*What to do*
Restate all of the data exactly.

*Provided data*
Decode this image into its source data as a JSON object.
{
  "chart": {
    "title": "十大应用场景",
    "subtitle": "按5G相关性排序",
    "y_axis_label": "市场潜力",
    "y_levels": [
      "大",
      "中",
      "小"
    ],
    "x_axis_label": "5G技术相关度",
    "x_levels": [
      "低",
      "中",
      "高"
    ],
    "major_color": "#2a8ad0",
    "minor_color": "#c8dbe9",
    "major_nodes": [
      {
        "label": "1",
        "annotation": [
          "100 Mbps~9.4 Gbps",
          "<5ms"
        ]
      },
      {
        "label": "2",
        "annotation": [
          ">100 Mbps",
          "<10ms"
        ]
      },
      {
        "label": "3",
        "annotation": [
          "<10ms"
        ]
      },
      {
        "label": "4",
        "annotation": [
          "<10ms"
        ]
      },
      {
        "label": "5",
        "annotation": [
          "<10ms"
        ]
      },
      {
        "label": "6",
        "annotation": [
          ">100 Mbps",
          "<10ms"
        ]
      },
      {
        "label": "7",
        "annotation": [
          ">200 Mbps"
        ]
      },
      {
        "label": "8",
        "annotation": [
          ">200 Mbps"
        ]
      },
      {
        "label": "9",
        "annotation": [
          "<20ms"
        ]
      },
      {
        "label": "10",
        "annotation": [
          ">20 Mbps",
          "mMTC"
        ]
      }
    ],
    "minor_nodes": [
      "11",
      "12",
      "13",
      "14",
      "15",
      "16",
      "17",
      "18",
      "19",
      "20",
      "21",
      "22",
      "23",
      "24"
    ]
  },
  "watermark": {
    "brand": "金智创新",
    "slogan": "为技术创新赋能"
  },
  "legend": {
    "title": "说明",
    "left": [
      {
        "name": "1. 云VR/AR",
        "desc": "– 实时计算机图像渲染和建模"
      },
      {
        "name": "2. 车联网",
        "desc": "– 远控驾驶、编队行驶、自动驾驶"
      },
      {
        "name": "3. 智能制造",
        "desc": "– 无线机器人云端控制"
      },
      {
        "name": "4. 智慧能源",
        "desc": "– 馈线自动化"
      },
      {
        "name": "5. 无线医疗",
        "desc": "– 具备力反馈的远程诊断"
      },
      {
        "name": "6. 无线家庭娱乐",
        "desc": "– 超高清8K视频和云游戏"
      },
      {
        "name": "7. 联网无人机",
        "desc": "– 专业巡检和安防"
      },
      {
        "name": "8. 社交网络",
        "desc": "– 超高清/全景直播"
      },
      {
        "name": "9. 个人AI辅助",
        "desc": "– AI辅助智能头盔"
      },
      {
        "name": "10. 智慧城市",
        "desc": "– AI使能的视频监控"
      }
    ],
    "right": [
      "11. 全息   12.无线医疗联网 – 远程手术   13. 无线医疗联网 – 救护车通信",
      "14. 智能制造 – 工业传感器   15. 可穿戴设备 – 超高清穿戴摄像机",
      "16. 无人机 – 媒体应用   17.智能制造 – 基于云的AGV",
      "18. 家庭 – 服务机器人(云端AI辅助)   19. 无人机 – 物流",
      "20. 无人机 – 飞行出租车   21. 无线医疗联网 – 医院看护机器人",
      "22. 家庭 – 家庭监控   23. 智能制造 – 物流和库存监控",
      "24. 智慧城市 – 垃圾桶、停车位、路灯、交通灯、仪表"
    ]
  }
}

*Exercise response*
Decode this image into its source data as a JSON object.
{
  "chart": {
    "title": "十大应用场景",
    "subtitle": "按5G相关性排序",
    "y_axis_label": "市场潜力",
    "y_levels": [
      "大",
      "中",
      "小"
    ],
    "x_axis_label": "5G技术相关度",
    "x_levels": [
      "低",
      "中",
      "高"
    ],
    "major_color": "#2a8ad0",
    "minor_color": "#c8dbe9",
    "major_nodes": [
      {
        "label": "1",
        "annotation": [
          "100 Mbps~9.4 Gbps",
          "<5ms"
        ]
      },
      {
        "label": "2",
        "annotation": [
          ">100 Mbps",
          "<10ms"
        ]
      },
      {
        "label": "3",
        "annotation": [
          "<10ms"
        ]
      },
      {
        "label": "4",
        "annotation": [
          "<10ms"
        ]
      },
      {
        "label": "5",
        "annotation": [
          "<10ms"
        ]
      },
      {
        "label": "6",
        "annotation": [
          ">100 Mbps",
          "<10ms"
        ]
      },
      {
        "label": "7",
        "annotation": [
          ">200 Mbps"
        ]
      },
      {
        "label": "8",
        "annotation": [
          ">200 Mbps"
        ]
      },
      {
        "label": "9",
        "annotation": [
          "<20ms"
        ]
      },
      {
        "label": "10",
        "annotation": [
          ">20 Mbps",
          "mMTC"
        ]
      }
    ],
    "minor_nodes": [
      "11",
      "12",
      "13",
      "14",
      "15",
      "16",
      "17",
      "18",
      "19",
      "20",
      "21",
      "22",
      "23",
      "24"
    ]
  },
  "watermark": {
    "brand": "金智创新",
    "slogan": "为技术创新赋能"
  },
  "legend": {
    "title": "说明",
    "left": [
      {
        "name": "1. 云VR/AR",
        "desc": "– 实时计算机图像渲染和建模"
      },
      {
        "name": "2. 车联网",
        "desc": "– 远控驾驶、编队行驶、自动驾驶"
      },
      {
        "name": "3. 智能制造",
        "desc": "– 无线机器人云端控制"
      },
      {
        "name": "4. 智慧能源",
        "desc": "– 馈线自动化"
      },
      {
        "name": "5. 无线医疗",
        "desc": "– 具备力反馈的远程诊断"
      },
      {
        "name": "6. 无线家庭娱乐",
        "desc": "– 超高清8K视频和云游戏"
      },
      {
        "name": "7. 联网无人机",
        "desc": "– 专业巡检和安防"
      },
      {
        "name": "8. 社交网络",
        "desc": "– 超高清/全景直播"
      },
      {
        "name": "9. 个人AI辅助",
        "desc": "– AI辅助智能头盔"
      },
      {
        "name": "10. 智慧城市",
        "desc": "– AI使能的视频监控"
      }
    ],
    "right": [
      "11. 全息   12.无线医疗联网 – 远程手术   13. 无线医疗联网 – 救护车通信",
      "14. 智能制造 – 工业传感器   15. 可穿戴设备 – 超高清穿戴摄像机",
      "16. 无人机 – 媒体应用   17.智能制造 – 基于云的AGV",
      "18. 家庭 – 服务机器人(云端AI辅助)   19. 无人机 – 物流",
      "20. 无人机 – 飞行出租车   21. 无线医疗联网 – 医院看护机器人",
      "22. 家庭 – 家庭监控   23. 智能制造 – 物流和库存监控",
      "24. 智慧城市 – 垃圾桶、停车位、路灯、交通灯、仪表"
    ]
  }
}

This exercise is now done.